- **Instruction**
Output every entry exactly as written.

#### Material shown ####

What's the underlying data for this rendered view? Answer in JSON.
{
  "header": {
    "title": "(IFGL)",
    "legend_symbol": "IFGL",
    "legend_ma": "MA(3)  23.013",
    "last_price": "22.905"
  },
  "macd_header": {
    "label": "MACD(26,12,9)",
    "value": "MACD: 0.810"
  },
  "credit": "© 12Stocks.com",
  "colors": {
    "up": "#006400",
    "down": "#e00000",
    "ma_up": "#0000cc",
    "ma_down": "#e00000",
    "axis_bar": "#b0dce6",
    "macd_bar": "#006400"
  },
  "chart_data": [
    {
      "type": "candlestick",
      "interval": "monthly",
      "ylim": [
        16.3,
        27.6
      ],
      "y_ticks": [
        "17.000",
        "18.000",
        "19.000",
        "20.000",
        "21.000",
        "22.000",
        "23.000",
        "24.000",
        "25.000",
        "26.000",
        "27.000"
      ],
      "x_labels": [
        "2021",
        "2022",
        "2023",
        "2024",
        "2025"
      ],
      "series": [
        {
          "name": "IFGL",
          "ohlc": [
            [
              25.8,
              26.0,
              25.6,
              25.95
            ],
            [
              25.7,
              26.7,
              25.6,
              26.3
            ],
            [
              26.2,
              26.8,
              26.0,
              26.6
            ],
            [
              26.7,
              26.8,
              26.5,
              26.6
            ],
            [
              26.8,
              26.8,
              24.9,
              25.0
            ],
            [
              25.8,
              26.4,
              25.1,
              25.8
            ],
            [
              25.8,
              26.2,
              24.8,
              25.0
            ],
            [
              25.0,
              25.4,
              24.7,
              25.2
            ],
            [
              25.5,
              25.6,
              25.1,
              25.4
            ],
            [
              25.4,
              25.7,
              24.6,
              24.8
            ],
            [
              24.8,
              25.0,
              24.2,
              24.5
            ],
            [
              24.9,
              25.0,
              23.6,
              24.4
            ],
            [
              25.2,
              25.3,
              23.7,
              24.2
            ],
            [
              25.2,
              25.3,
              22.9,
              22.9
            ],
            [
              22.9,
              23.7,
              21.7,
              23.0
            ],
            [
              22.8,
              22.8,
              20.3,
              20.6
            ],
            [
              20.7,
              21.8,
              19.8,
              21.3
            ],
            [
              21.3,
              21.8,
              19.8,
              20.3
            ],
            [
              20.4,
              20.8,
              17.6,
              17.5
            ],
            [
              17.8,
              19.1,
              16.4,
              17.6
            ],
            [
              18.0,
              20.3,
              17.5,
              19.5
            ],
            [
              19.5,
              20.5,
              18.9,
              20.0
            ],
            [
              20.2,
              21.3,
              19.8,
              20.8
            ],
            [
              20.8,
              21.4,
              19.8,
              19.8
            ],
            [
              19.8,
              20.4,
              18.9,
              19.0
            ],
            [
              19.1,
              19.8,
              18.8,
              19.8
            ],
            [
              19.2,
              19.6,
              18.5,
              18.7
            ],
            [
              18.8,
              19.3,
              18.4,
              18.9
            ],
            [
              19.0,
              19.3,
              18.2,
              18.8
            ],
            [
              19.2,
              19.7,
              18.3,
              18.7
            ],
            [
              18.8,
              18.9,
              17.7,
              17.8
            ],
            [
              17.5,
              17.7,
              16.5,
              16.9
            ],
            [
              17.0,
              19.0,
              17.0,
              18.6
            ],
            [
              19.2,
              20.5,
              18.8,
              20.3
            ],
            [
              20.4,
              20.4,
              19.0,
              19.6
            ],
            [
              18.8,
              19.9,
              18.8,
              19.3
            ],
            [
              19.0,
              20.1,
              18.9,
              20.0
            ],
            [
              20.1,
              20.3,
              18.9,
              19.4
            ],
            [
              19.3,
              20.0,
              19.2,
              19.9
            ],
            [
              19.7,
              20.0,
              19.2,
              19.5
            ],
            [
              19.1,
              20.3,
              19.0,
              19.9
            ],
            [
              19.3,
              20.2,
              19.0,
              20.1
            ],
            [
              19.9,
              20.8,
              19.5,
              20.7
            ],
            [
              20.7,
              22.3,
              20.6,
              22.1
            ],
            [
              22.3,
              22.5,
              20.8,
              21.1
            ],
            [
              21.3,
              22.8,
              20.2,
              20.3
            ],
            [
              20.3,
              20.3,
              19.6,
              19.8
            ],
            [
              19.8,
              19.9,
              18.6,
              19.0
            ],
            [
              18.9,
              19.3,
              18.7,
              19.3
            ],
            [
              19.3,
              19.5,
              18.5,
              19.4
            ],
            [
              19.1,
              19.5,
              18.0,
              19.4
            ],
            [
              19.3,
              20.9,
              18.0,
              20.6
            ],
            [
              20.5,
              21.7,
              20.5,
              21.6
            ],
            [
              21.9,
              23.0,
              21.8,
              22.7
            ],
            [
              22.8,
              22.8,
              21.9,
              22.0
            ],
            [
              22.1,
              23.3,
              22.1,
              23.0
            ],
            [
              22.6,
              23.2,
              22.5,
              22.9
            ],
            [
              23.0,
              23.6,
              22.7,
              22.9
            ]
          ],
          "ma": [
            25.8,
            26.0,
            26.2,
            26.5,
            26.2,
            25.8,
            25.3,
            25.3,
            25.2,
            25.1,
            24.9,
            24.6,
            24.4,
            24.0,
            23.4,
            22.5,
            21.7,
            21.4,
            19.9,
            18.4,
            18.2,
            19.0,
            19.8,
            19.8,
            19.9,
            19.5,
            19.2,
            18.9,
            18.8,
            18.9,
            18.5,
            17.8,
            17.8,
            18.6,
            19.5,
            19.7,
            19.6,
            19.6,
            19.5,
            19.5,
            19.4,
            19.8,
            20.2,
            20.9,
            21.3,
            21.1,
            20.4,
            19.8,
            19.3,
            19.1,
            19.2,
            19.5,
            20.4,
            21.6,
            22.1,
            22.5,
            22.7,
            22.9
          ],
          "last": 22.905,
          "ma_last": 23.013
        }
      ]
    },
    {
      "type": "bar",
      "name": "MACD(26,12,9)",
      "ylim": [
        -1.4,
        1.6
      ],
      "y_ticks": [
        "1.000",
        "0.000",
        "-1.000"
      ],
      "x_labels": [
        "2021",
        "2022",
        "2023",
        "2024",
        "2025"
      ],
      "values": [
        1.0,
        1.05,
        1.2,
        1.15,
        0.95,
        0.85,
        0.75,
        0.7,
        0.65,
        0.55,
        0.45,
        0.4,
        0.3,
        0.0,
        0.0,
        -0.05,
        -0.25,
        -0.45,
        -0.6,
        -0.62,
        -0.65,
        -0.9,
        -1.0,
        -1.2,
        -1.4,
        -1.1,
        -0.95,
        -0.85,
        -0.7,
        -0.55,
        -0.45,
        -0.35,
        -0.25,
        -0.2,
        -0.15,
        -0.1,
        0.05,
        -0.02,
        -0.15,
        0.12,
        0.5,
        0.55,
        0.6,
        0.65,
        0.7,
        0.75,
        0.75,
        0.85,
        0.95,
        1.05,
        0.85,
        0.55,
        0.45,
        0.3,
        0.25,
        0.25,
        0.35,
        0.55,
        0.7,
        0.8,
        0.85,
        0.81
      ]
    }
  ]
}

####

- **Written solution**
What's the underlying data for this rendered view? Answer in JSON.
{
  "header": {
    "title": "(IFGL)",
    "legend_symbol": "IFGL",
    "legend_ma": "MA(3)  23.013",
    "last_price": "22.905"
  },
  "macd_header": {
    "label": "MACD(26,12,9)",
    "value": "MACD: 0.810"
  },
  "credit": "© 12Stocks.com",
  "colors": {
    "up": "#006400",
    "down": "#e00000",
    "ma_up": "#0000cc",
    "ma_down": "#e00000",
    "axis_bar": "#b0dce6",
    "macd_bar": "#006400"
  },
  "chart_data": [
    {
      "type": "candlestick",
      "interval": "monthly",
      "ylim": [
        16.3,
        27.6
      ],
      "y_ticks": [
        "17.000",
        "18.000",
        "19.000",
        "20.000",
        "21.000",
        "22.000",
        "23.000",
        "24.000",
        "25.000",
        "26.000",
        "27.000"
      ],
      "x_labels": [
        "2021",
        "2022",
        "2023",
        "2024",
        "2025"
      ],
      "series": [
        {
          "name": "IFGL",
          "ohlc": [
            [
              25.8,
              26.0,
              25.6,
              25.95
            ],
            [
              25.7,
              26.7,
              25.6,
              26.3
            ],
            [
              26.2,
              26.8,
              26.0,
              26.6
            ],
            [
              26.7,
              26.8,
              26.5,
              26.6
            ],
            [
              26.8,
              26.8,
              24.9,
              25.0
            ],
            [
              25.8,
              26.4,
              25.1,
              25.8
            ],
            [
              25.8,
              26.2,
              24.8,
              25.0
            ],
            [
              25.0,
              25.4,
              24.7,
              25.2
            ],
            [
              25.5,
              25.6,
              25.1,
              25.4
            ],
            [
              25.4,
              25.7,
              24.6,
              24.8
            ],
            [
              24.8,
              25.0,
              24.2,
              24.5
            ],
            [
              24.9,
              25.0,
              23.6,
              24.4
            ],
            [
              25.2,
              25.3,
              23.7,
              24.2
            ],
            [
              25.2,
              25.3,
              22.9,
              22.9
            ],
            [
              22.9,
              23.7,
              21.7,
              23.0
            ],
            [
              22.8,
              22.8,
              20.3,
              20.6
            ],
            [
              20.7,
              21.8,
              19.8,
              21.3
            ],
            [
              21.3,
              21.8,
              19.8,
              20.3
            ],
            [
              20.4,
              20.8,
              17.6,
              17.5
            ],
            [
              17.8,
              19.1,
              16.4,
              17.6
            ],
            [
              18.0,
              20.3,
              17.5,
              19.5
            ],
            [
              19.5,
              20.5,
              18.9,
              20.0
            ],
            [
              20.2,
              21.3,
              19.8,
              20.8
            ],
            [
              20.8,
              21.4,
              19.8,
              19.8
            ],
            [
              19.8,
              20.4,
              18.9,
              19.0
            ],
            [
              19.1,
              19.8,
              18.8,
              19.8
            ],
            [
              19.2,
              19.6,
              18.5,
              18.7
            ],
            [
              18.8,
              19.3,
              18.4,
              18.9
            ],
            [
              19.0,
              19.3,
              18.2,
              18.8
            ],
            [
              19.2,
              19.7,
              18.3,
              18.7
            ],
            [
              18.8,
              18.9,
              17.7,
              17.8
            ],
            [
              17.5,
              17.7,
              16.5,
              16.9
            ],
            [
              17.0,
              19.0,
              17.0,
              18.6
            ],
            [
              19.2,
              20.5,
              18.8,
              20.3
            ],
            [
              20.4,
              20.4,
              19.0,
              19.6
            ],
            [
              18.8,
              19.9,
              18.8,
              19.3
            ],
            [
              19.0,
              20.1,
              18.9,
              20.0
            ],
            [
              20.1,
              20.3,
              18.9,
              19.4
            ],
            [
              19.3,
              20.0,
              19.2,
              19.9
            ],
            [
              19.7,
              20.0,
              19.2,
              19.5
            ],
            [
              19.1,
              20.3,
              19.0,
              19.9
            ],
            [
              19.3,
              20.2,
              19.0,
              20.1
            ],
            [
              19.9,
              20.8,
              19.5,
              20.7
            ],
            [
              20.7,
              22.3,
              20.6,
              22.1
            ],
            [
              22.3,
              22.5,
              20.8,
              21.1
            ],
            [
              21.3,
              22.8,
              20.2,
              20.3
            ],
            [
              20.3,
              20.3,
              19.6,
              19.8
            ],
            [
              19.8,
              19.9,
              18.6,
              19.0
            ],
            [
              18.9,
              19.3,
              18.7,
              19.3
            ],
            [
              19.3,
              19.5,
              18.5,
              19.4
            ],
            [
              19.1,
              19.5,
              18.0,
              19.4
            ],
            [
              19.3,
              20.9,
              18.0,
              20.6
            ],
            [
              20.5,
              21.7,
              20.5,
              21.6
            ],
            [
              21.9,
              23.0,
              21.8,
              22.7
            ],
            [
              22.8,
              22.8,
              21.9,
              22.0
            ],
            [
              22.1,
              23.3,
              22.1,
              23.0
            ],
            [
              22.6,
              23.2,
              22.5,
              22.9
            ],
            [
              23.0,
              23.6,
              22.7,
              22.9
            ]
          ],
          "ma": [
            25.8,
            26.0,
            26.2,
            26.5,
            26.2,
            25.8,
            25.3,
            25.3,
            25.2,
            25.1,
            24.9,
            24.6,
            24.4,
            24.0,
            23.4,
            22.5,
            21.7,
            21.4,
            19.9,
            18.4,
            18.2,
            19.0,
            19.8,
            19.8,
            19.9,
            19.5,
            19.2,
            18.9,
            18.8,
            18.9,
            18.5,
            17.8,
            17.8,
            18.6,
            19.5,
            19.7,
            19.6,
            19.6,
            19.5,
            19.5,
            19.4,
            19.8,
            20.2,
            20.9,
            21.3,
            21.1,
            20.4,
            19.8,
            19.3,
            19.1,
            19.2,
            19.5,
            20.4,
            21.6,
            22.1,
            22.5,
            22.7,
            22.9
          ],
          "last": 22.905,
          "ma_last": 23.013
        }
      ]
    },
    {
      "type": "bar",
      "name": "MACD(26,12,9)",
      "ylim": [
        -1.4,
        1.6
      ],
      "y_ticks": [
        "1.000",
        "0.000",
        "-1.000"
      ],
      "x_labels": [
        "2021",
        "2022",
        "2023",
        "2024",
        "2025"
      ],
      "values": [
        1.0,
        1.05,
        1.2,
        1.15,
        0.95,
        0.85,
        0.75,
        0.7,
        0.65,
        0.55,
        0.45,
        0.4,
        0.3,
        0.0,
        0.0,
        -0.05,
        -0.25,
        -0.45,
        -0.6,
        -0.62,
        -0.65,
        -0.9,
        -1.0,
        -1.2,
        -1.4,
        -1.1,
        -0.95,
        -0.85,
        -0.7,
        -0.55,
        -0.45,
        -0.35,
        -0.25,
        -0.2,
        -0.15,
        -0.1,
        0.05,
        -0.02,
        -0.15,
        0.12,
        0.5,
        0.55,
        0.6,
        0.65,
        0.7,
        0.75,
        0.75,
        0.85,
        0.95,
        1.05,
        0.85,
        0.55,
        0.45,
        0.3,
        0.25,
        0.25,
        0.35,
        0.55,
        0.7,
        0.8,
        0.85,
        0.81
      ]
    }
  ]
}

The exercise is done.